-- Stated goal --
Look through the records below and collect all lines that hold the string "Agencia".

-- Data section --
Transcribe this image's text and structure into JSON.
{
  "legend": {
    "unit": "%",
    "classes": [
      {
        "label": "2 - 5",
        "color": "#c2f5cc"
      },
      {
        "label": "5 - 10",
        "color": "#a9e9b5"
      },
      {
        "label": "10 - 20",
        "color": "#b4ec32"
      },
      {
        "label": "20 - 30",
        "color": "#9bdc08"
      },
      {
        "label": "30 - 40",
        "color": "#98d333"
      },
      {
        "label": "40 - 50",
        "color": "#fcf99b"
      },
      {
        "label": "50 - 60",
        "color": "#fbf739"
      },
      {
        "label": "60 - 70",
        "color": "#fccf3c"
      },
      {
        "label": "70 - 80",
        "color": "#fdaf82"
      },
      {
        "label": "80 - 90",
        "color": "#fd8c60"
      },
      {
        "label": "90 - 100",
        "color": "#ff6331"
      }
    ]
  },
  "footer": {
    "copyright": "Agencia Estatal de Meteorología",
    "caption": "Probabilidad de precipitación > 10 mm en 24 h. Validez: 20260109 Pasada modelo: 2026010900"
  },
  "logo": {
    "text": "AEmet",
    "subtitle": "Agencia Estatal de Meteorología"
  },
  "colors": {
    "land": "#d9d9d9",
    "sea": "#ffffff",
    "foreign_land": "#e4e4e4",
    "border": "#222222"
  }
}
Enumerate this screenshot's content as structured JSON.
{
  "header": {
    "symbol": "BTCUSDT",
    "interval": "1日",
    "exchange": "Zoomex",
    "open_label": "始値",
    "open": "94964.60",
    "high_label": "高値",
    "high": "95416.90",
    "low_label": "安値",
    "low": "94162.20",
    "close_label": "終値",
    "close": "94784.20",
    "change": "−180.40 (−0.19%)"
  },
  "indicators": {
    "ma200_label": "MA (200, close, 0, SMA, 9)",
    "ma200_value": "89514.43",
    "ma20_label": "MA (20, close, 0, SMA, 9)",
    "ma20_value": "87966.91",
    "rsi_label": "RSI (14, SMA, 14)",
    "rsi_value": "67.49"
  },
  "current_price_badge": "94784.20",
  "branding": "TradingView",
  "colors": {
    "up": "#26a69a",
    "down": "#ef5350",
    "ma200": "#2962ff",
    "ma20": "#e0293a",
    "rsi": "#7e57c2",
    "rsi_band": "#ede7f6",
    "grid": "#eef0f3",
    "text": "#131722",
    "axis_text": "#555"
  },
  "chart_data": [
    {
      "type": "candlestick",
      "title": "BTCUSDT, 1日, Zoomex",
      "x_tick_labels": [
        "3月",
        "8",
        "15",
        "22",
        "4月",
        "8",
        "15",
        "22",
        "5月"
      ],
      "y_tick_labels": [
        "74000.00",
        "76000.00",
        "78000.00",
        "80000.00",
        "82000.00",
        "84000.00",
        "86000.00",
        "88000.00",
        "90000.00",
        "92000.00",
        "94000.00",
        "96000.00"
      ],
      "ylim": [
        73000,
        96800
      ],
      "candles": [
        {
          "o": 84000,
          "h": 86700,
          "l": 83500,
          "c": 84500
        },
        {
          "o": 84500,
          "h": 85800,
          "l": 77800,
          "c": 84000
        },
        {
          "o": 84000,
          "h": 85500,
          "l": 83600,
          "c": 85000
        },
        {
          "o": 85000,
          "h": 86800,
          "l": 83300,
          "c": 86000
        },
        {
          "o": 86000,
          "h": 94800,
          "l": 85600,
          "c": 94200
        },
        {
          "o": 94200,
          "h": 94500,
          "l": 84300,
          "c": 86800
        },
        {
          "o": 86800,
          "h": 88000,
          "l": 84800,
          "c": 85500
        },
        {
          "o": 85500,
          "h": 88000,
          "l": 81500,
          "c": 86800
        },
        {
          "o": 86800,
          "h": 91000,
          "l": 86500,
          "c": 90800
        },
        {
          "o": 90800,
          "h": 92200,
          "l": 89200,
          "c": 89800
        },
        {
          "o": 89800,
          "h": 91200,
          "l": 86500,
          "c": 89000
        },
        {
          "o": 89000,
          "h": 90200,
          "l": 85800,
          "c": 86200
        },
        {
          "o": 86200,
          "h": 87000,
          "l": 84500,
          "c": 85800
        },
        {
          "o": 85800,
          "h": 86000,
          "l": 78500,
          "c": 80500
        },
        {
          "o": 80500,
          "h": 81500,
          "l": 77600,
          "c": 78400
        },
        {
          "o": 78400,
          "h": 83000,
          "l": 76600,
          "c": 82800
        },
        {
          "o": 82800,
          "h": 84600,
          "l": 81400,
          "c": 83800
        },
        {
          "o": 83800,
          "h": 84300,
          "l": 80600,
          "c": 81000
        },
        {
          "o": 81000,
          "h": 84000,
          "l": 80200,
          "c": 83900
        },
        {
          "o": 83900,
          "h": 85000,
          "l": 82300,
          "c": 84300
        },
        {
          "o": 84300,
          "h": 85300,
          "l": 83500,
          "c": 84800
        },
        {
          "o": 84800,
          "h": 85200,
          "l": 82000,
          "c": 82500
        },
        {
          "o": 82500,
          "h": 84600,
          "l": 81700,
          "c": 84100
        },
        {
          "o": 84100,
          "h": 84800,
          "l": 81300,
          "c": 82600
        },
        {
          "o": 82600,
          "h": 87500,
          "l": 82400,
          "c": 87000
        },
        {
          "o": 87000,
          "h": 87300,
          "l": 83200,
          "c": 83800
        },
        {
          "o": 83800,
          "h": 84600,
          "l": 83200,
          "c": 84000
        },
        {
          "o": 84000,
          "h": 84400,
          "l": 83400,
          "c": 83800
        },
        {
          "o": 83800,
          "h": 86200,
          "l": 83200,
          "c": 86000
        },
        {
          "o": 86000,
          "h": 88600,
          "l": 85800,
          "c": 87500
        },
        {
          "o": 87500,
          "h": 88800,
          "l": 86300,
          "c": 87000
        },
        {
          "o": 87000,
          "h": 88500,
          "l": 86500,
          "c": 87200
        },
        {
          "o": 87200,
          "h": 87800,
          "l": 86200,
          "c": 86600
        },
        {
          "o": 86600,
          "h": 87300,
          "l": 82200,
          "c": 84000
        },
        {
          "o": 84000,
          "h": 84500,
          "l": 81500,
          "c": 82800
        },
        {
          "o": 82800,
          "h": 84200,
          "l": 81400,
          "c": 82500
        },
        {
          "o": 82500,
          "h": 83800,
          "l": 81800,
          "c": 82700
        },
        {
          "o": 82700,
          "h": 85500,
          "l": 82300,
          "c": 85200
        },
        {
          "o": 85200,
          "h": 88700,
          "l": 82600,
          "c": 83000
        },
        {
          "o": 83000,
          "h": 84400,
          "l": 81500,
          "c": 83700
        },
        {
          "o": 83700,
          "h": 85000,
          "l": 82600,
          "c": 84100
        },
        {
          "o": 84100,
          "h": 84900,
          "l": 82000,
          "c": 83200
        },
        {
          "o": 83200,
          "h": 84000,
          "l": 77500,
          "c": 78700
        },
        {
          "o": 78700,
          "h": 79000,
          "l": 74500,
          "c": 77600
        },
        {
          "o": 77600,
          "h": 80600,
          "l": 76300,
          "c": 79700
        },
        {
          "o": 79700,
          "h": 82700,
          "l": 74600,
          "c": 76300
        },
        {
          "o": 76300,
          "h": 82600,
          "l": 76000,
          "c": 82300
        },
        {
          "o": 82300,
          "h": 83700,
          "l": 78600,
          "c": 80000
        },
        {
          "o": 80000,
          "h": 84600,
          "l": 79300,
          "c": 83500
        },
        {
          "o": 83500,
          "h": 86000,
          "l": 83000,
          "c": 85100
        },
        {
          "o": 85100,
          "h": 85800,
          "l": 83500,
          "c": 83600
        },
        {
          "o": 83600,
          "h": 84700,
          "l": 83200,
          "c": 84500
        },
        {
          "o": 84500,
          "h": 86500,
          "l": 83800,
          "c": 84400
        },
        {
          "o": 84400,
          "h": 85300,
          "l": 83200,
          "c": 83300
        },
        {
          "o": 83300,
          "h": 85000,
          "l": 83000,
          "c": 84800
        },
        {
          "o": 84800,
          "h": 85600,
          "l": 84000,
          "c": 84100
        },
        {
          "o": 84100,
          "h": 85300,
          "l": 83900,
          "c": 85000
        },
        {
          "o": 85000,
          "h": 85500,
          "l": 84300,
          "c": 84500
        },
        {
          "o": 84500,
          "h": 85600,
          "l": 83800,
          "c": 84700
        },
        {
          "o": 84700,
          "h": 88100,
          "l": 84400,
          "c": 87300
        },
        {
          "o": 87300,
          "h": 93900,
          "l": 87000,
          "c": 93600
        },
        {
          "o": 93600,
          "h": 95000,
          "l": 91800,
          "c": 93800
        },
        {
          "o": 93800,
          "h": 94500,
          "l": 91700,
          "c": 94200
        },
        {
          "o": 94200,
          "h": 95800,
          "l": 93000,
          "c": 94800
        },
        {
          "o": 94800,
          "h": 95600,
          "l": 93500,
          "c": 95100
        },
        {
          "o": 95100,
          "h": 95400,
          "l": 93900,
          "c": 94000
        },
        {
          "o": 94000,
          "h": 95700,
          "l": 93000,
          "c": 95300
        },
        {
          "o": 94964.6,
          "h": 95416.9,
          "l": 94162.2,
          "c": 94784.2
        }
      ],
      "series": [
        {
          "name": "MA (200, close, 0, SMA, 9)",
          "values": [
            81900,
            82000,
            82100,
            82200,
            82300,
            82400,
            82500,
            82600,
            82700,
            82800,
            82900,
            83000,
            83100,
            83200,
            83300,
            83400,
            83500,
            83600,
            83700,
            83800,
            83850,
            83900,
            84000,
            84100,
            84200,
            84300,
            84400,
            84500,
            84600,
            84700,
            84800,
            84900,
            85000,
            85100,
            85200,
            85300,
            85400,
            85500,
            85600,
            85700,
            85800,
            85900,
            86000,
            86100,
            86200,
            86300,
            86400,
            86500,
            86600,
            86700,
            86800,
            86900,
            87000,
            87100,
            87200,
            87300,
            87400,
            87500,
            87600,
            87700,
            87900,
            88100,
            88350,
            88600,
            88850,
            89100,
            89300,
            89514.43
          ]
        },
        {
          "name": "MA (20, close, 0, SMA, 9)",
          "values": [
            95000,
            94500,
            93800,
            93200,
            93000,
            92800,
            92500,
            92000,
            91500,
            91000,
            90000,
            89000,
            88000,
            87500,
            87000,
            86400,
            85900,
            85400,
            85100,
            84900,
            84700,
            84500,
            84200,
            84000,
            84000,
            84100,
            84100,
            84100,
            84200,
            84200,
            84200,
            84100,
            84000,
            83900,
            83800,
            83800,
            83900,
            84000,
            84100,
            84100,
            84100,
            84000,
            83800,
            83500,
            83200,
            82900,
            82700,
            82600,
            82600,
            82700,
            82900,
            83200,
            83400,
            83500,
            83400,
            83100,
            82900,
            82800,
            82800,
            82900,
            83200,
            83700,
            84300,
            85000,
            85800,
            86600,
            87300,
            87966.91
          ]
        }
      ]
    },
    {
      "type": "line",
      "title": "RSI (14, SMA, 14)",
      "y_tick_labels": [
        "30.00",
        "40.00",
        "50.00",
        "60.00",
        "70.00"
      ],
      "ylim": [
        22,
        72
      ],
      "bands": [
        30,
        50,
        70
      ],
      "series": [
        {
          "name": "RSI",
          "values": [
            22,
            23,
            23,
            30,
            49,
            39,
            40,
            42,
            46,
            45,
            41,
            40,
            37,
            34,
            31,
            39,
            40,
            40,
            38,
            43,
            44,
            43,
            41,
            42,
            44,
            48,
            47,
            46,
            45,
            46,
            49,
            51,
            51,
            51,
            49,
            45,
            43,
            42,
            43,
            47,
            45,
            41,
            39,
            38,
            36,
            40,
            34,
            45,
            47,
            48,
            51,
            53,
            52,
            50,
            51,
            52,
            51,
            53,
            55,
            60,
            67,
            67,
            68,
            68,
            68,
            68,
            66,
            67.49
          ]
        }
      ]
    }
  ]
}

-- Answer for this exercise --
    "copyright": "Agencia Estatal de Meteorología",
    "subtitle": "Agencia Estatal de Meteorología"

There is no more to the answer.